*Direction*: Identify the lines that include the word "odorata", then copy all of them.

========================

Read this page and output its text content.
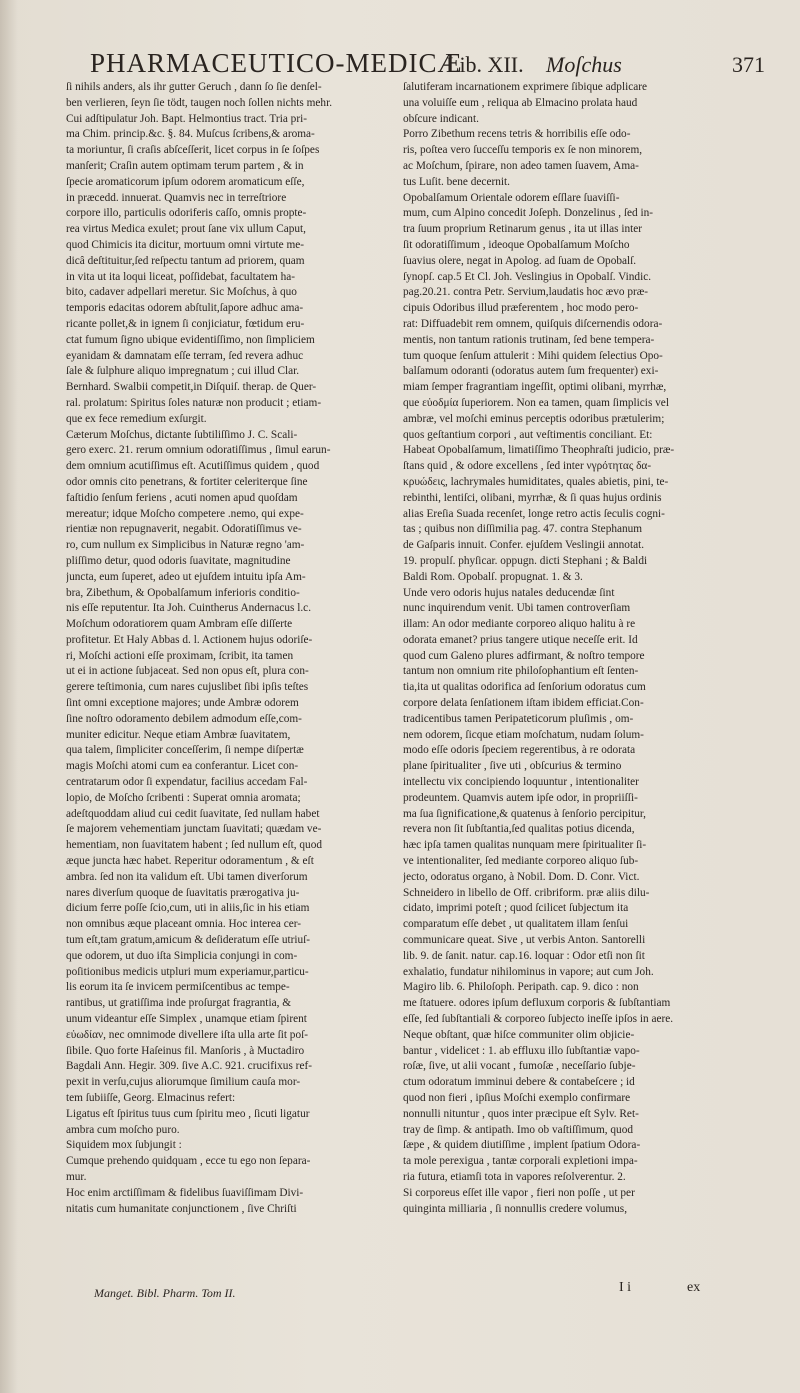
PHARMACEUTICO-MEDICÆ
Lib. XII. Moſchus	371
ſi nihils anders, als ihr gutter Geruch , dann ſo ſie denſel-
ben verlieren, ſeyn ſie tödt, taugen noch ſollen nichts mehr.
Cui adſtipulatur Joh. Bapt. Helmontius tract. Tria pri-
ma Chim. princip.&c. §. 84. Muſcus ſcribens,& aroma-
ta moriuntur, ſi craſis abſceſſerit, licet corpus in ſe ſoſpes
manſerit; Craſin autem optimam terum partem , & in
ſpecie aromaticorum ipſum odorem aromaticum eſſe,
in præcedd. innuerat. Quamvis nec in terreſtriore
corpore illo, particulis odoriferis caſſo, omnis propte-
rea virtus Medica exulet; prout ſane vix ullum Caput,
quod Chimicis ita dicitur, mortuum omni virtute me-
dicâ deſtituitur,ſed reſpectu tantum ad priorem, quam
in vita ut ita loqui liceat, poſſidebat, facultatem ha-
bito, cadaver adpellari meretur. Sic Moſchus, à quo
temporis edacitas odorem abſtulit,ſapore adhuc ama-
ricante pollet,& in ignem ſi conjiciatur, fœtidum eru-
ctat fumum ſigno ubique evidentiſſimo, non ſimpliciem
eyanidam & damnatam eſſe terram, ſed revera adhuc
ſale & ſulphure aliquo impregnatum ; cui illud Clar.
Bernhard. Swalbii competit,in Diſquiſ. therap. de Quer-
ral. prolatum: Spiritus ſoles naturæ non producit ; etiam-
que ex fece remedium exſurgit.
Cæterum Moſchus, dictante ſubtiliſſimo J. C. Scali-
gero exerc. 21. rerum omnium odoratiſſimus , ſimul earun-
dem omnium acutiſſimus eſt. Acutiſſimus quidem , quod
odor omnis cito penetrans, & fortiter celeriterque ſine
faſtidio ſenſum feriens , acuti nomen apud quoſdam
mereatur; idque Moſcho competere .nemo, qui expe-
rientiæ non repugnaverit, negabit. Odoratiſſimus ve-
ro, cum nullum ex Simplicibus in Naturæ regno 'am-
pliſſimo detur, quod odoris ſuavitate, magnitudine
juncta, eum ſuperet, adeo ut ejuſdem intuitu ipſa Am-
bra, Zibethum, & Opobalſamum inferioris conditio-
nis eſſe reputentur. Ita Joh. Cuintherus Andernacus l.c.
Moſchum odoratiorem quam Ambram eſſe diſſerte
profitetur. Et Haly Abbas d. l. Actionem hujus odoriſe-
ri, Moſchi actioni eſſe proximam, ſcribit, ita tamen
ut ei in actione ſubjaceat. Sed non opus eſt, plura con-
gerere teſtimonia, cum nares cujuslibet ſibi ipſis teſtes
ſint omni exceptione majores; unde Ambræ odorem
ſine noſtro odoramento debilem admodum eſſe,com-
muniter edicitur. Neque etiam Ambræ ſuavitatem,
qua talem, ſimpliciter conceſſerim, ſi nempe diſpertæ
magis Moſchi atomi cum ea conferantur. Licet con-
centratarum odor ſi expendatur, facilius accedam Fal-
lopio, de Moſcho ſcribenti : Superat omnia aromata;
adeſtquoddam aliud cui cedit ſuavitate, ſed nullam habet
ſe majorem vehementiam junctam ſuavitati; quædam ve-
hementiam, non ſuavitatem habent ; ſed nullum eſt, quod
æque juncta hæc habet. Reperitur odoramentum , & eſt
ambra. ſed non ita validum eſt. Ubi tamen diverſorum
nares diverſum quoque de ſuavitatis prærogativa ju-
dicium ferre poſſe ſcio,cum, uti in aliis,ſic in his etiam
non omnibus æque placeant omnia. Hoc interea cer-
tum eſt,tam gratum,amicum & deſideratum eſſe utriuſ-
que odorem, ut duo iſta Simplicia conjungi in com-
poſitionibus medicis utpluri mum experiamur,particu-
lis eorum ita ſe invicem permiſcentibus ac tempe-
rantibus, ut gratiſſima inde proſurgat fragrantia, &
unum videantur eſſe Simplex , unamque etiam ſpirent
εὐωδίαν, nec omnimode divellere iſta ulla arte ſit poſ-
ſibile. Quo forte Haſeinus fil. Manſoris , à Muctadiro
Bagdali Ann. Hegir. 309. ſive A.C. 921. crucifixus ref-
pexit in verſu,cujus aliorumque ſimilium cauſa mor-
tem ſubiiſſe, Georg. Elmacinus refert:
Ligatus eſt ſpiritus tuus cum ſpiritu meo , ſicuti ligatur
ambra cum moſcho puro.
Siquidem mox ſubjungit :
Cumque prehendo quidquam , ecce tu ego non ſepara-
mur.
Hoc enim arctiſſimam & fidelibus ſuaviſſimam Divi-
nitatis cum humanitate conjunctionem , ſive Chriſti
ſalutiferam incarnationem exprimere ſibique adplicare
una voluiſſe eum , reliqua ab Elmacino prolata haud
obſcure indicant.
Porro Zibethum recens tetris & horribilis eſſe odo-
ris, poſtea vero ſucceſſu temporis ex ſe non minorem,
ac Moſchum, ſpirare, non adeo tamen ſuavem, Ama-
tus Luſit. bene decernit.
Opobalſamum Orientale odorem eſſlare ſuaviſſi-
mum, cum Alpino concedit Joſeph. Donzelinus , ſed in-
tra ſuum proprium Retinarum genus , ita ut illas inter
ſit odoratiſſimum , ideoque Opobalſamum Moſcho
ſuavius olere, negat in Apolog. ad ſuam de Opobalſ.
ſynopſ. cap.5 Et Cl. Joh. Veslingius in Opobalſ. Vindic.
pag.20.21. contra Petr. Servium,laudatis hoc ævo præ-
cipuis Odoribus illud præferentem , hoc modo pero-
rat: Diffuadebit rem omnem, quiſquis diſcernendis odora-
mentis, non tantum rationis trutinam, ſed bene tempera-
tum quoque ſenſum attulerit : Mihi quidem ſelectius Opo-
balſamum odoranti (odoratus autem ſum frequenter) exi-
miam ſemper fragrantiam ingeſſit, optimi olibani, myrrhæ,
que εὐοδμία ſuperiorem. Non ea tamen, quam ſimplicis vel
ambræ, vel moſchi eminus perceptis odoribus prætulerim;
quos geſtantium corpori , aut veſtimentis conciliant. Et:
Habeat Opobalſamum, limatiſſimo Theophraſti judicio, præ-
ſtans quid , & odore excellens , ſed inter νγρότητας δα-
κρυώδεις, lachrymales humiditates, quales abietis, pini, te-
rebinthi, lentiſci, olibani, myrrhæ, & ſi quas hujus ordinis
alias Ereſia Suada recenſet, longe retro actis ſeculis cogni-
tas ; quibus non diſſimilia pag. 47. contra Stephanum
de Gaſparis innuit. Confer. ejuſdem Veslingii annotat.
19. propulſ. phyſicar. oppugn. dicti Stephani ; & Baldi
Baldi Rom. Opobalſ. propugnat. 1. & 3.
Unde vero odoris hujus natales deducendæ ſint
nunc inquirendum venit. Ubi tamen controverſiam
illam: An odor mediante corporeo aliquo halitu à re
odorata emanet? prius tangere utique neceſſe erit. Id
quod cum Galeno plures adfirmant, & noſtro tempore
tantum non omnium rite philoſophantium eſt ſenten-
tia,ita ut qualitas odorifica ad ſenſorium odoratus cum
corpore delata ſenſationem iſtam ibidem efficiat.Con-
tradicentibus tamen Peripateticorum pluſimis , om-
nem odorem, ſicque etiam moſchatum, nudam ſolum-
modo eſſe odoris ſpeciem regerentibus, à re odorata
plane ſpiritualiter , ſive uti , obſcurius & termino
intellectu vix concipiendo loquuntur , intentionaliter
prodeuntem. Quamvis autem ipſe odor, in propriiſſi-
ma ſua ſignificatione,& quatenus à ſenſorio percipitur,
revera non ſit ſubſtantia,ſed qualitas potius dicenda,
hæc ipſa tamen qualitas nunquam mere ſpiritualiter ſi-
ve intentionaliter, ſed mediante corporeo aliquo ſub-
jecto, odoratus organo, à Nobil. Dom. D. Conr. Vict.
Schneidero in libello de Off. cribriform. præ aliis dilu-
cidato, imprimi poteſt ; quod ſcilicet ſubjectum ita
comparatum eſſe debet , ut qualitatem illam ſenſui
communicare queat. Sive , ut verbis Anton. Santorelli
lib. 9. de ſanit. natur. cap.16. loquar : Odor etſi non ſit
exhalatio, fundatur nihilominus in vapore; aut cum Joh.
Magiro lib. 6. Philoſoph. Peripath. cap. 9. dico : non
me ſtatuere. odores ipſum defluxum corporis & ſubſtantiam
eſſe, ſed ſubſtantiali & corporeo ſubjecto ineſſe ipſos in aere.
Neque obſtant, quæ hiſce communiter olim objicie-
bantur , videlicet : 1. ab effluxu illo ſubſtantiæ vapo-
roſæ, ſive, ut alii vocant , fumoſæ , neceſſario ſubje-
ctum odoratum imminui debere & contabeſcere ; id
quod non fieri , ipſius Moſchi exemplo confirmare
nonnulli nituntur , quos inter præcipue eſt Sylv. Ret-
tray de ſimp. & antipath. Imo ob vaſtiſſimum, quod
ſæpe , & quidem diutiſſime , implent ſpatium Odora-
ta mole perexigua , tantæ corporali expletioni impa-
ria futura, etiamſi tota in vapores reſolverentur. 2.
Si corporeus eſſet ille vapor , fieri non poſſe , ut per
quinginta milliaria , ſi nonnullis credere volumus,
Manget. Bibl. Pharm. Tom II.	I i	ex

========================

*Expected answer*:
odorata emanet? prius tangere utique neceſſe erit. Id
modo eſſe odoris ſpeciem regerentibus, à re odorata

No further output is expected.